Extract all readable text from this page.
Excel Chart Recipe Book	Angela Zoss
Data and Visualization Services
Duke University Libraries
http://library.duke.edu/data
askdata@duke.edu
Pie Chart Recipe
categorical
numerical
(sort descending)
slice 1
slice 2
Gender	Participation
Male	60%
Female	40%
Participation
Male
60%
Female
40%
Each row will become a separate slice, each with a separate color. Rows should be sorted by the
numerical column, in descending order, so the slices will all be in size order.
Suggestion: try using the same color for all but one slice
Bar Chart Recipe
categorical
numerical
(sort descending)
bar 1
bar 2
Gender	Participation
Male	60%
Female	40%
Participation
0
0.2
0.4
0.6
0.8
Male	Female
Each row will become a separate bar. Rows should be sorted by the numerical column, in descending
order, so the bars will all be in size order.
* * *
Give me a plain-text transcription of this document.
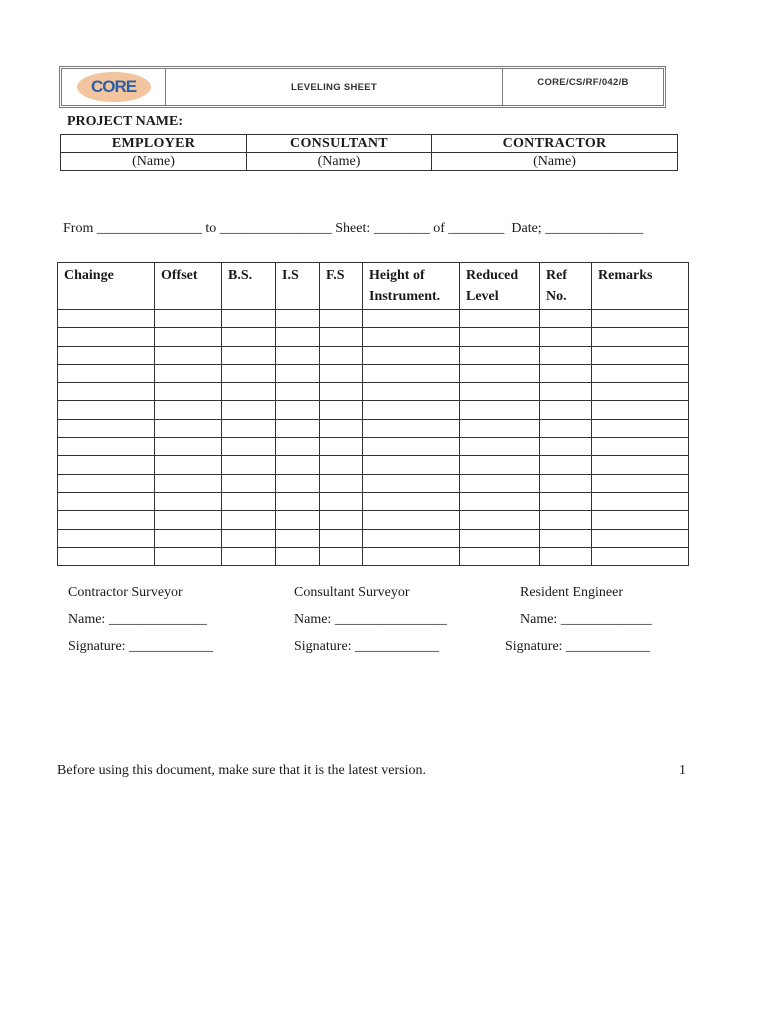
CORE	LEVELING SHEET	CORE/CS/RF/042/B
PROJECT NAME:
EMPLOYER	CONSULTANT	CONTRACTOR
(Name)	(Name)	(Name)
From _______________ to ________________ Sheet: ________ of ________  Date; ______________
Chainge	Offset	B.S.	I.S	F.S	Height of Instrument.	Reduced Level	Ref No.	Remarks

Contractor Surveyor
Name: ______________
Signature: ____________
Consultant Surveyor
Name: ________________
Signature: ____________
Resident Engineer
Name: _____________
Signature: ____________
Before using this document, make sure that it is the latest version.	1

### Problem details
Check every line of the data above for the string "Surveyor", and copy those that have it.

### Result for this task
Contractor Surveyor
Consultant Surveyor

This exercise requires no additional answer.